An exact copy of all the data is required, with pictures left out.

[BEGIN]

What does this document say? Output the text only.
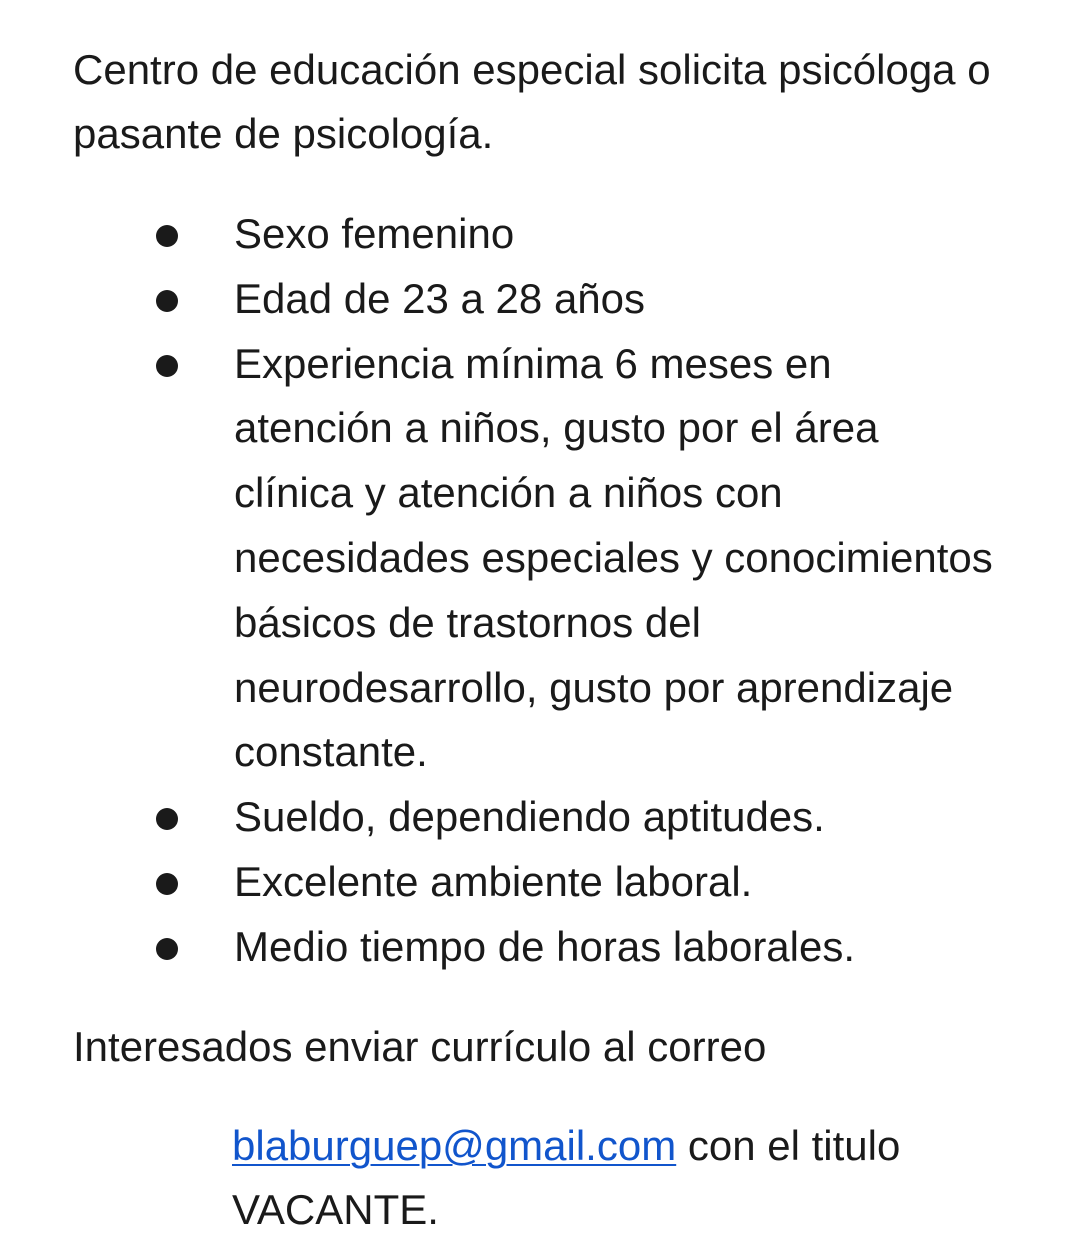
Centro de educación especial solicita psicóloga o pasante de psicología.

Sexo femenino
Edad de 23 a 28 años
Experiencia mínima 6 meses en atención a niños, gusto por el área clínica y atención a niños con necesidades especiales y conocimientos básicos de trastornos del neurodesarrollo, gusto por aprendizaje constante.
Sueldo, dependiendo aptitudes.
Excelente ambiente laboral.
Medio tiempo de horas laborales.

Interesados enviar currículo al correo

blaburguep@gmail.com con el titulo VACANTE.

[END]

Written solution:
What does this document say? Output the text only.
Centro de educación especial solicita psicóloga o pasante de psicología.

Sexo femenino
Edad de 23 a 28 años
Experiencia mínima 6 meses en atención a niños, gusto por el área clínica y atención a niños con necesidades especiales y conocimientos básicos de trastornos del neurodesarrollo, gusto por aprendizaje constante.
Sueldo, dependiendo aptitudes.
Excelente ambiente laboral.
Medio tiempo de horas laborales.

Interesados enviar currículo al correo

blaburguep@gmail.com con el titulo VACANTE.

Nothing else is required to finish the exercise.